* THE EXERCISE: State the number of lines where "Overall" appears. Add nothing else.

Figure data in JSON:
--------------------------------
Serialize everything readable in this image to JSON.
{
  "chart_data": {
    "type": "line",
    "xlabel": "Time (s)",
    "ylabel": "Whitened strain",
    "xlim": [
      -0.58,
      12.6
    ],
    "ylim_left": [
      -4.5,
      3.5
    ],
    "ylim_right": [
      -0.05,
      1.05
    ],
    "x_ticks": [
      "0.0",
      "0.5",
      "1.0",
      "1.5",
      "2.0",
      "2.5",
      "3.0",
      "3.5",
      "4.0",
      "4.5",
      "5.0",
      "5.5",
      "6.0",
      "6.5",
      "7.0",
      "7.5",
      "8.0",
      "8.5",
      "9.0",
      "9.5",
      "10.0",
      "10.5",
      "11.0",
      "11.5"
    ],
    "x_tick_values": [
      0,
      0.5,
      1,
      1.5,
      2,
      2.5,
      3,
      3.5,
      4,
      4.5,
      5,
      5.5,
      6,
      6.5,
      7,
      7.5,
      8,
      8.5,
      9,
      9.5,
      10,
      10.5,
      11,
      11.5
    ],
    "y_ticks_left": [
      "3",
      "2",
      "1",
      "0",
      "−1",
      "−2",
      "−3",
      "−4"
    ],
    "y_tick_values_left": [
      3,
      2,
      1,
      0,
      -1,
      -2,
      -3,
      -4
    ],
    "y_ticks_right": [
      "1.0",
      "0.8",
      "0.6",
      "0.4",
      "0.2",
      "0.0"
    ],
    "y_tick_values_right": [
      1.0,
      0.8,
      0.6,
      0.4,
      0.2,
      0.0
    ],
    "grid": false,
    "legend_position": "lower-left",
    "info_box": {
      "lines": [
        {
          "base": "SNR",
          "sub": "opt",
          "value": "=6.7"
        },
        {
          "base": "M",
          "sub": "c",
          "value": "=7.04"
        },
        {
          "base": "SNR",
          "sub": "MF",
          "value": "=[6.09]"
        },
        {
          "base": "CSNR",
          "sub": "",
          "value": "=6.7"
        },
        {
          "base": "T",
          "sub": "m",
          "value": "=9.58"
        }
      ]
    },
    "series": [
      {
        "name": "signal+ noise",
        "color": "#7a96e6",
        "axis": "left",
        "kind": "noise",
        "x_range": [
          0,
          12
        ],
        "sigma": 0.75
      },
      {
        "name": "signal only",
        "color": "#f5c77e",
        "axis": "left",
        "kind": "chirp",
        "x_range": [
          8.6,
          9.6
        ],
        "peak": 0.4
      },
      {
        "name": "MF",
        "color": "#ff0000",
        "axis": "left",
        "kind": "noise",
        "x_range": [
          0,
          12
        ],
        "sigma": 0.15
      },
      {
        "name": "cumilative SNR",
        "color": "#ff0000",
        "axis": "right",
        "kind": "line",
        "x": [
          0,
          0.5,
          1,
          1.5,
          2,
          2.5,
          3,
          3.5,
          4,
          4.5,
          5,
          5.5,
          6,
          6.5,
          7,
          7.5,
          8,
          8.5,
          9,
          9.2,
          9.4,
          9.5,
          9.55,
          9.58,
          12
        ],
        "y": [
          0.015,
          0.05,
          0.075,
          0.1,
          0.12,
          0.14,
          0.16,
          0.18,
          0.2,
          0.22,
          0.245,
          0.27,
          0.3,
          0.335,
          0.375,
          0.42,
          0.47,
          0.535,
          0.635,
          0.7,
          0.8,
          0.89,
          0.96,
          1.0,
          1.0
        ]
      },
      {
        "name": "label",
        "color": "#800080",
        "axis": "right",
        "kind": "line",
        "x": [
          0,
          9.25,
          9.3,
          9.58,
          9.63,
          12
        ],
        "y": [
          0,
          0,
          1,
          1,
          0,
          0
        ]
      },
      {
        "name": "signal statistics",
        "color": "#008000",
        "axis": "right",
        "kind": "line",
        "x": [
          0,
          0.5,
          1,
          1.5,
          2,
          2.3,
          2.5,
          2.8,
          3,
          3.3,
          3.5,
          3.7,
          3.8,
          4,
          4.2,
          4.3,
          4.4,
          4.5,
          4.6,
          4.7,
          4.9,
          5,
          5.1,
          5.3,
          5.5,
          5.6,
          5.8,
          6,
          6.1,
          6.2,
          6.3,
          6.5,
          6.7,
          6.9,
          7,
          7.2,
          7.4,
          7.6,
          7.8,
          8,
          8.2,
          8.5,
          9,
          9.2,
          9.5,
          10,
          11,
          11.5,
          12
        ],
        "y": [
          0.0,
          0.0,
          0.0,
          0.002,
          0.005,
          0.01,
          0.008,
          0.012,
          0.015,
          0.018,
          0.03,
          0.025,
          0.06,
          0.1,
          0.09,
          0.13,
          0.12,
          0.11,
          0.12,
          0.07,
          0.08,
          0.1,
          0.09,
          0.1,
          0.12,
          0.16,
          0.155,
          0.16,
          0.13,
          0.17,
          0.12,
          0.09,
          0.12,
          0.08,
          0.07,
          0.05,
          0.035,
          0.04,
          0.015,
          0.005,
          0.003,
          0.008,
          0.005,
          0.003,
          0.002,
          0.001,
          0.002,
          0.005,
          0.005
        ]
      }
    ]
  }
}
--------------------------------
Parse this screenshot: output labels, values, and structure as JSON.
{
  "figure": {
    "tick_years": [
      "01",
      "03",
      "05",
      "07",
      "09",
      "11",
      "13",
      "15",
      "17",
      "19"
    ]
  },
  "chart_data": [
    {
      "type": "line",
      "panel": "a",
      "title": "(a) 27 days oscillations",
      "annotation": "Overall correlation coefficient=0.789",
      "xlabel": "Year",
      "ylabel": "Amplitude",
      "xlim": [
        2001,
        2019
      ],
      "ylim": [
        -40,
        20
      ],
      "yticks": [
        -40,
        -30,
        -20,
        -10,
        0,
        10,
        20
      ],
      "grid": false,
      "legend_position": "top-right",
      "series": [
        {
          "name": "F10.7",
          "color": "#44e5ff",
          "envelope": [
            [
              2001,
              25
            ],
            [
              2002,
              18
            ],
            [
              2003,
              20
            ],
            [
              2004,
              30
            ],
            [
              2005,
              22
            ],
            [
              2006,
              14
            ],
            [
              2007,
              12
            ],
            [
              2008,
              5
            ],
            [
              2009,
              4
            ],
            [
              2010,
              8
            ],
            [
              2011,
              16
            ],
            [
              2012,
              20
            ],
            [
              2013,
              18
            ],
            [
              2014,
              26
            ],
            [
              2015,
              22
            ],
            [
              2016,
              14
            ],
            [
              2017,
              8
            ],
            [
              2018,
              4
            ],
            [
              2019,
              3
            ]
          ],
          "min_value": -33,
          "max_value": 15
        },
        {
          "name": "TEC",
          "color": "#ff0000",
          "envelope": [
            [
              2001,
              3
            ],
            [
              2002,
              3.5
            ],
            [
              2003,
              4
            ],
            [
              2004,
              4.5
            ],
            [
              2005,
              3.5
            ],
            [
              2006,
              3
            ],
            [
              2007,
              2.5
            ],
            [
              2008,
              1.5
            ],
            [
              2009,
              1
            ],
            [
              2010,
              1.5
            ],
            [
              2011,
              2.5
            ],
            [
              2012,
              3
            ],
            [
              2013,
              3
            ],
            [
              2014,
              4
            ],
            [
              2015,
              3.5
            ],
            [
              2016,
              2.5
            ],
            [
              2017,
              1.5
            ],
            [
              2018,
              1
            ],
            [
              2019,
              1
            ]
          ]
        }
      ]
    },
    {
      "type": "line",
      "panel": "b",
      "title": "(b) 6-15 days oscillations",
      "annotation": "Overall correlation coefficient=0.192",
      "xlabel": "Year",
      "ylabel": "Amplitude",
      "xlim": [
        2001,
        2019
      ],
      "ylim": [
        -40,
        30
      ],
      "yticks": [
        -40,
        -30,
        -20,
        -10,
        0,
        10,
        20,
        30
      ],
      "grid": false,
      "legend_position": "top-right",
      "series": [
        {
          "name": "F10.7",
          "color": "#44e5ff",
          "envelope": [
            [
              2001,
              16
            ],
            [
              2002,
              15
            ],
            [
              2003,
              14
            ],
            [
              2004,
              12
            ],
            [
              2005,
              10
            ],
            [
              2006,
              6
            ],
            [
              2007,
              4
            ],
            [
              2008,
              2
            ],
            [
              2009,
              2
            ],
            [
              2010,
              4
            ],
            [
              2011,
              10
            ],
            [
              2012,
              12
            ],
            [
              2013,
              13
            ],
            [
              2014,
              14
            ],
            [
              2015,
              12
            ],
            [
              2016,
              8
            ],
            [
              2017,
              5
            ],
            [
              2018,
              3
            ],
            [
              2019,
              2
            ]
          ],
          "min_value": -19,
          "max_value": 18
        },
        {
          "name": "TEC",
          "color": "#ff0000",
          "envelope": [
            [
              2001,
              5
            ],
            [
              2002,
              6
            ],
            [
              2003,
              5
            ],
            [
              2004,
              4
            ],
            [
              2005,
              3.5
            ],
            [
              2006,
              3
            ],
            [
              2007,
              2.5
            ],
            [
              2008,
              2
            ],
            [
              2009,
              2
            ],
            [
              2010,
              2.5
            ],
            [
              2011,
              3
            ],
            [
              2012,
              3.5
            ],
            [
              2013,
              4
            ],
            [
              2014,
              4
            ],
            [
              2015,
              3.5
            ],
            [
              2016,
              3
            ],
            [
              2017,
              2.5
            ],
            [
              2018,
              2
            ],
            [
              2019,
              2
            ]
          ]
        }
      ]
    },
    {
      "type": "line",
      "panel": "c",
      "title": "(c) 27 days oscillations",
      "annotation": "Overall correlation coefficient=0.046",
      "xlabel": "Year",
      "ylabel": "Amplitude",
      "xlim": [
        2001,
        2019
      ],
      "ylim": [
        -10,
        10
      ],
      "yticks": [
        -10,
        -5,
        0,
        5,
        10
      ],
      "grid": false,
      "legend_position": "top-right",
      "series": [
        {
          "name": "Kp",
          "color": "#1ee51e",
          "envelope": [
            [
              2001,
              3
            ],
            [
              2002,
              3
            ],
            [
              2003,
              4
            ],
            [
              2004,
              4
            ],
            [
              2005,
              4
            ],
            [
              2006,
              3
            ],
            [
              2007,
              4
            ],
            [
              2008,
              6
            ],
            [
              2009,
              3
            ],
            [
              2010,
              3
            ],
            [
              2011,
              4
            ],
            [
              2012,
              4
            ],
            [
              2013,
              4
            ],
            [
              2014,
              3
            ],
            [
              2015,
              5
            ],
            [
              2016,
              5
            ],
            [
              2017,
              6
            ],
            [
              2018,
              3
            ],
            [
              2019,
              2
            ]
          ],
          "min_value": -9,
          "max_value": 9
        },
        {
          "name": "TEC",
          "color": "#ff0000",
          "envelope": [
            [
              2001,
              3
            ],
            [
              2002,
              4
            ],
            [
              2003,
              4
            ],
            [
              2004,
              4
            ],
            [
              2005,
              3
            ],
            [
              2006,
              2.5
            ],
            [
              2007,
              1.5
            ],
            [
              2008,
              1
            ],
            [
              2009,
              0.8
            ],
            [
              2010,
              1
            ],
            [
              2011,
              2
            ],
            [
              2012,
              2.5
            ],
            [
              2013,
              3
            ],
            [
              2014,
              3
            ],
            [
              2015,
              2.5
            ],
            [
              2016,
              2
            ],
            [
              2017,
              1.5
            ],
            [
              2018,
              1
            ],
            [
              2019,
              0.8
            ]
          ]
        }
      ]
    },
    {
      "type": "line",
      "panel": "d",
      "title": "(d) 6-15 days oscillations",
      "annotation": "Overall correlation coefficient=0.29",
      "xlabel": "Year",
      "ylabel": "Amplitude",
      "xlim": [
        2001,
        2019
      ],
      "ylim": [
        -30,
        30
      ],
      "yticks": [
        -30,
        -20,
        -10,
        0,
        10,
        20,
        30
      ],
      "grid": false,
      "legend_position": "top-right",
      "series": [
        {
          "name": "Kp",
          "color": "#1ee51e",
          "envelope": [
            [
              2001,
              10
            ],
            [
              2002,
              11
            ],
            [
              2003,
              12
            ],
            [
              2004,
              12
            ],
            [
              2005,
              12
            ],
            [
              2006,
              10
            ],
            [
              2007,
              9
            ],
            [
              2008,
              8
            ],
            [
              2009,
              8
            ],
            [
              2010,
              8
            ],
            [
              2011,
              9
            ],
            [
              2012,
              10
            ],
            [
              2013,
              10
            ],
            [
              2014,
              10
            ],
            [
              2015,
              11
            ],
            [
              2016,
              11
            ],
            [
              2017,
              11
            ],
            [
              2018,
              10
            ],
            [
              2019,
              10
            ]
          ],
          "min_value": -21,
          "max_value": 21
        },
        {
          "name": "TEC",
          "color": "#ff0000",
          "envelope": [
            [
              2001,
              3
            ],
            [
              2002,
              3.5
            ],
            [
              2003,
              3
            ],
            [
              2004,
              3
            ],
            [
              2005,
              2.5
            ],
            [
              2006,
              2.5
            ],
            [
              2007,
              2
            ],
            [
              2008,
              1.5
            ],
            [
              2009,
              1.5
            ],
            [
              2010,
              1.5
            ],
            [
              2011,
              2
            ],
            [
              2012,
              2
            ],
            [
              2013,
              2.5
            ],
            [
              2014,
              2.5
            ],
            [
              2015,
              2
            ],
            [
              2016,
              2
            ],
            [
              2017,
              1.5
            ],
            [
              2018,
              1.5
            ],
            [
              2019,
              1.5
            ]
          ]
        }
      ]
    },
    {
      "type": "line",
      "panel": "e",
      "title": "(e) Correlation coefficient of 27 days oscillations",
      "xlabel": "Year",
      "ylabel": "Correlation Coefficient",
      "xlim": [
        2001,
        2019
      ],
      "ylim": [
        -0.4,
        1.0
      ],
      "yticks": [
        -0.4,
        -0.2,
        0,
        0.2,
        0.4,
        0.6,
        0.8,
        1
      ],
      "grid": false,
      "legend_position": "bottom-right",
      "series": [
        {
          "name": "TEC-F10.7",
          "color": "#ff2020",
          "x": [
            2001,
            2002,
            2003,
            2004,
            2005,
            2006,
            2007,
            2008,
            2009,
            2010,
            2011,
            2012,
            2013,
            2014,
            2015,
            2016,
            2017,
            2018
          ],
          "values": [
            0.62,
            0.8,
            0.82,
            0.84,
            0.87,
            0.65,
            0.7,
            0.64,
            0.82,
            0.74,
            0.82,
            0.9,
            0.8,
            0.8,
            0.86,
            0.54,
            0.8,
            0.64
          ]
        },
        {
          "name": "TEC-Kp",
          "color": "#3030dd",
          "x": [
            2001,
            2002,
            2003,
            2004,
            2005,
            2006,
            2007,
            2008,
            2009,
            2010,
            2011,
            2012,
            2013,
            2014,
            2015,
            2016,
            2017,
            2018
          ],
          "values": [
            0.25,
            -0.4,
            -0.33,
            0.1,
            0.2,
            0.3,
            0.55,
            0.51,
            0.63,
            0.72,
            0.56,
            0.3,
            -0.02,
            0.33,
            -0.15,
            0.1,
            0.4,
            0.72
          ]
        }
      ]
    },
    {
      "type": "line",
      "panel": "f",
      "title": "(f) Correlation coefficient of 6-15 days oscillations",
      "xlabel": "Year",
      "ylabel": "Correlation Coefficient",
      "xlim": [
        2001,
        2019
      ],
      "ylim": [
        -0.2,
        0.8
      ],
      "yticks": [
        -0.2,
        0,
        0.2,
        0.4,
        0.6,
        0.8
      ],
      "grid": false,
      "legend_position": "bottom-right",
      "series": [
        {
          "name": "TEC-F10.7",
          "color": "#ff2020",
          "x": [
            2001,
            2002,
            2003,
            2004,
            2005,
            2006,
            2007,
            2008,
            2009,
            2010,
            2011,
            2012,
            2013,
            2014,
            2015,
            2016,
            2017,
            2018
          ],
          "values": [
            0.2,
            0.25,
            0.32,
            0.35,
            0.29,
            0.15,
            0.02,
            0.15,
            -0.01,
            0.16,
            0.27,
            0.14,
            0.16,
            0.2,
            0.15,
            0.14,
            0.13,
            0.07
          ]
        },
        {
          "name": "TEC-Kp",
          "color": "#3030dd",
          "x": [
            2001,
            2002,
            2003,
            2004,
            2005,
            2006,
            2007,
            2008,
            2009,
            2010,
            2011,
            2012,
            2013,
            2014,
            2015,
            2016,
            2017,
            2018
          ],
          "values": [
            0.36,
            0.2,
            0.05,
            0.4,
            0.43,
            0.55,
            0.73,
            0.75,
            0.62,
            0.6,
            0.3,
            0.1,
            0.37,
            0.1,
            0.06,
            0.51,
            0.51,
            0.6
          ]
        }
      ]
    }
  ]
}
--------------------------------
* WRITTEN ANSWER: 4